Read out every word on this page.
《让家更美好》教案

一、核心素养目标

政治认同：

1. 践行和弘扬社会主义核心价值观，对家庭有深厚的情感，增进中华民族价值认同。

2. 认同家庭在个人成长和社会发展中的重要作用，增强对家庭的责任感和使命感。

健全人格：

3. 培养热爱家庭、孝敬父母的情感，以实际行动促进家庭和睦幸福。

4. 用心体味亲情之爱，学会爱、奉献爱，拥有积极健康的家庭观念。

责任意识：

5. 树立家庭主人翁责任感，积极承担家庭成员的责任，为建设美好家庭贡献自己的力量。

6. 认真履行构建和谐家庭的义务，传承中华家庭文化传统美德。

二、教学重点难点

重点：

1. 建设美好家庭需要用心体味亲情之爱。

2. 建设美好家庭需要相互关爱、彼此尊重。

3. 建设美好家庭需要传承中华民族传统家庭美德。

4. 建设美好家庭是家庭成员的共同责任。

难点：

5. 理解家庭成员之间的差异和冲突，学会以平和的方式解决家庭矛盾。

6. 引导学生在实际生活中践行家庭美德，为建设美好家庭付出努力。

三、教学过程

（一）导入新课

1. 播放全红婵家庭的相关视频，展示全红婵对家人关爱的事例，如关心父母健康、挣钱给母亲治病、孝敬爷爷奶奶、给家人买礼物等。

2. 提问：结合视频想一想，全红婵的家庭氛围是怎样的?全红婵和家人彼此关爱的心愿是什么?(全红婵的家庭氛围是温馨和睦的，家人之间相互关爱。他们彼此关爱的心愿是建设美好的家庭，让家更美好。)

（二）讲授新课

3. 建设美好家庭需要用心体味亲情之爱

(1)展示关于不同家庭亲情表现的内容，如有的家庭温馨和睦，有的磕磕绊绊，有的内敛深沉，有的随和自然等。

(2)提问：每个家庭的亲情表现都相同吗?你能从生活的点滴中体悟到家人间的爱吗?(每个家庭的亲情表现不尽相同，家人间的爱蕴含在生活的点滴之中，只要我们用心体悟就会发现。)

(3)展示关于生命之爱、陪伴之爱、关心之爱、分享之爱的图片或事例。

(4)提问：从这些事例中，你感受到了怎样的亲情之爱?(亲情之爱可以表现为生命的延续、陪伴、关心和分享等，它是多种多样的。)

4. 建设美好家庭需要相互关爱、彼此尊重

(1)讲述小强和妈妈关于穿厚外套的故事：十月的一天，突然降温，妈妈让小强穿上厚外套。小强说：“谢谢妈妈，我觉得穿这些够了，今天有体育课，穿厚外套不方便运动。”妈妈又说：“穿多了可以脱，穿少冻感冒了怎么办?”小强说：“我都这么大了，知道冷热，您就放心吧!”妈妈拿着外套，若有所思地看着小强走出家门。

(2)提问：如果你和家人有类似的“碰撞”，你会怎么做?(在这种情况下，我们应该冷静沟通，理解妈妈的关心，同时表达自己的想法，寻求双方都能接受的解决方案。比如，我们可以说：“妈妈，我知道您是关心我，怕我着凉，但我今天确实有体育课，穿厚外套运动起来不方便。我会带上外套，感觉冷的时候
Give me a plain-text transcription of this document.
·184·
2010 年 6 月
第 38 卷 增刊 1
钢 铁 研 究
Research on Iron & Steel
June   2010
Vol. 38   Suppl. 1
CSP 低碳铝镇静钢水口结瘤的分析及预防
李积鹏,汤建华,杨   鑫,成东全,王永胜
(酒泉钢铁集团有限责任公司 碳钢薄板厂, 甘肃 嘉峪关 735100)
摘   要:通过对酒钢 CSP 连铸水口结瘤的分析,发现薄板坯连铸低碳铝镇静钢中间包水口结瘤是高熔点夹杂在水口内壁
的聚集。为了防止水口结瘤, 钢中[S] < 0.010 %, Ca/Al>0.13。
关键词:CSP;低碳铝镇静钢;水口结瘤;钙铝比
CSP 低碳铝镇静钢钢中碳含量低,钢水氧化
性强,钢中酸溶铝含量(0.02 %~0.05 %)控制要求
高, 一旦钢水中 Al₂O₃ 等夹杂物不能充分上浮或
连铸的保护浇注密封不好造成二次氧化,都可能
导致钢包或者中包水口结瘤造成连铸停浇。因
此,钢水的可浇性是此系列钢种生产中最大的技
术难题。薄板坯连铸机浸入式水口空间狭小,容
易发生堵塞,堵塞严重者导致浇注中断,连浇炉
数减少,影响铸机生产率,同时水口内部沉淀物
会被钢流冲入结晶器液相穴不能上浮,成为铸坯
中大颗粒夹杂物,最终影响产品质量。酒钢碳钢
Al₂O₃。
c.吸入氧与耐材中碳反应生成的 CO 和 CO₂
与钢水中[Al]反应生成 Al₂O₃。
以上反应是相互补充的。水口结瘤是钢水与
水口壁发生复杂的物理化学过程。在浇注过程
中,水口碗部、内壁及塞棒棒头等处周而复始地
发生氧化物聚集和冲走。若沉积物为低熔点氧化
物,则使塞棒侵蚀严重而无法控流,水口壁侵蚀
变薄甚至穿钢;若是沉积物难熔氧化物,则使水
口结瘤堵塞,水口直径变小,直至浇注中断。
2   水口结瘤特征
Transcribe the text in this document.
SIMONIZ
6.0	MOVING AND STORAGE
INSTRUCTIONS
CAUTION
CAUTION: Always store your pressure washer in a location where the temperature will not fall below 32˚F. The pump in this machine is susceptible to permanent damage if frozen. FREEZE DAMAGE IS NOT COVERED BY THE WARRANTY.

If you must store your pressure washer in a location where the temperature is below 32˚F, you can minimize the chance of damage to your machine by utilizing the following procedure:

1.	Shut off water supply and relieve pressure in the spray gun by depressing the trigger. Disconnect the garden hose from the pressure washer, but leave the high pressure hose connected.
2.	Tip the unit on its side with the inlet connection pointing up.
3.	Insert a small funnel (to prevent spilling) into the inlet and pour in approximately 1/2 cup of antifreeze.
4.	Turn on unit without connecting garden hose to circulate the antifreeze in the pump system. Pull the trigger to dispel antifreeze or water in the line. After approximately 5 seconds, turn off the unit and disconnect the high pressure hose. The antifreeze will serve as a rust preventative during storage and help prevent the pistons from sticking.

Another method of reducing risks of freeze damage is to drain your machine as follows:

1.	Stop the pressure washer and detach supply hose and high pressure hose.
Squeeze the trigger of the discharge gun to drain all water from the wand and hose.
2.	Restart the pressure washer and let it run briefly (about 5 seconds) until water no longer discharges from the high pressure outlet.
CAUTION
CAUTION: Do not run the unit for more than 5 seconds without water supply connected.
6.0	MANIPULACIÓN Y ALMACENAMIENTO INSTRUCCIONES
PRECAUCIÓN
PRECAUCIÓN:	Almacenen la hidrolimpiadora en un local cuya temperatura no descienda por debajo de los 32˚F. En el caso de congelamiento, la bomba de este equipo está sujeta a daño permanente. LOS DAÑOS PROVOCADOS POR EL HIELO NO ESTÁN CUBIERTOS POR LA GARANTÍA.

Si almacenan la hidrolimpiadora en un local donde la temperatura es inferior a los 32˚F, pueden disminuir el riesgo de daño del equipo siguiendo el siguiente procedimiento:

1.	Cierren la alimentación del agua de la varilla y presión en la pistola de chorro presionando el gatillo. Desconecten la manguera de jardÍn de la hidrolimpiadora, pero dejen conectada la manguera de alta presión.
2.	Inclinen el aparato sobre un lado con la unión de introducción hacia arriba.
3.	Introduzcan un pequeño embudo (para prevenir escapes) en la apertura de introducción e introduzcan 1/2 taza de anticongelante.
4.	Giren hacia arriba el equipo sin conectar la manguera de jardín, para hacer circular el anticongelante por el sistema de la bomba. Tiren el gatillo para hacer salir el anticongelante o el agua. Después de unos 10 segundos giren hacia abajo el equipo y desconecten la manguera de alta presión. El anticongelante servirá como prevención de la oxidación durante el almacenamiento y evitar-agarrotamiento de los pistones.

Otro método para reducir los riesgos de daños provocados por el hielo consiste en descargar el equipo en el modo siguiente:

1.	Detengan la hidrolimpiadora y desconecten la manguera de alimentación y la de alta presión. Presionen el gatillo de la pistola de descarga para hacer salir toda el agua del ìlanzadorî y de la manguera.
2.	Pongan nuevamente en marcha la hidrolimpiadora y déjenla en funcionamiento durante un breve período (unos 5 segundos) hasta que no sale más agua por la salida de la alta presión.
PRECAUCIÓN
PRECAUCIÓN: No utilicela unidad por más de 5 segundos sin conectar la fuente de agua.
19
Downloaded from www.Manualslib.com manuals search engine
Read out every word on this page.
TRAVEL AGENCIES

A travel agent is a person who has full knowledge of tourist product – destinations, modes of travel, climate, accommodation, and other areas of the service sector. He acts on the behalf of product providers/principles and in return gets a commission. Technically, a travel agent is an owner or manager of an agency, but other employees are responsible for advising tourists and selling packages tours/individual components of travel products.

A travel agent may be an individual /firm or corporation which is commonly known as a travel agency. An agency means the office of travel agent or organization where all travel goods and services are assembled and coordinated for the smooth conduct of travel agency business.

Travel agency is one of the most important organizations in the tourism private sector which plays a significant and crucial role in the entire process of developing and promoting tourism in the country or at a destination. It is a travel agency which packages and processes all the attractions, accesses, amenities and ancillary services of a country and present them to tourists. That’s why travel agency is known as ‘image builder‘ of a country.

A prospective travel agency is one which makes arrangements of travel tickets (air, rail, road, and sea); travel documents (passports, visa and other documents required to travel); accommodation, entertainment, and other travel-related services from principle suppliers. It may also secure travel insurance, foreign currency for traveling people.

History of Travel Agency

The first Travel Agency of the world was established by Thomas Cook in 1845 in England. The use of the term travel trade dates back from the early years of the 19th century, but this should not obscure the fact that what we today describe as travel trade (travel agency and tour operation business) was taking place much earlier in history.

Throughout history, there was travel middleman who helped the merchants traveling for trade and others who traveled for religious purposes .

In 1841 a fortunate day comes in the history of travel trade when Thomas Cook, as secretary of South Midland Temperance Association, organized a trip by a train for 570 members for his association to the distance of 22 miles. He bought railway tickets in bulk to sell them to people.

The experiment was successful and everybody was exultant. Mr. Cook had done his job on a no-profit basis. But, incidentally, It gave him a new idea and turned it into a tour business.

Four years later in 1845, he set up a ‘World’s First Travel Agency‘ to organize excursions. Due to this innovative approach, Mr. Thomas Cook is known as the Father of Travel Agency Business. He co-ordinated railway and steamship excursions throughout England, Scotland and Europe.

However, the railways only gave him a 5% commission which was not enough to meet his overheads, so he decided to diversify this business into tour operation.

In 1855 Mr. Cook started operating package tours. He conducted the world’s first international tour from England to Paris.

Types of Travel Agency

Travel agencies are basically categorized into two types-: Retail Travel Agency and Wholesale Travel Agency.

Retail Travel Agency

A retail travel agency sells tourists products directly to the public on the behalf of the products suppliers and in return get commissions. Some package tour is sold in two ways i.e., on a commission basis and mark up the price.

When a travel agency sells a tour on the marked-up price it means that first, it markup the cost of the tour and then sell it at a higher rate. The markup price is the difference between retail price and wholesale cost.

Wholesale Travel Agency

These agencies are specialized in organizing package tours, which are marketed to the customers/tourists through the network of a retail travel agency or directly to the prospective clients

- _Written problem_
From the records above, copy every line that holds the word "prevent".

- _Answer for the task_
3.	Insert a small funnel (to prevent spilling) into the inlet and pour in approximately 1/2 cup of antifreeze.
4.	Turn on unit without connecting garden hose to circulate the antifreeze in the pump system. Pull the trigger to dispel antifreeze or water in the line. After approximately 5 seconds, turn off the unit and disconnect the high pressure hose. The antifreeze will serve as a rust preventative during storage and help prevent the pistons from sticking.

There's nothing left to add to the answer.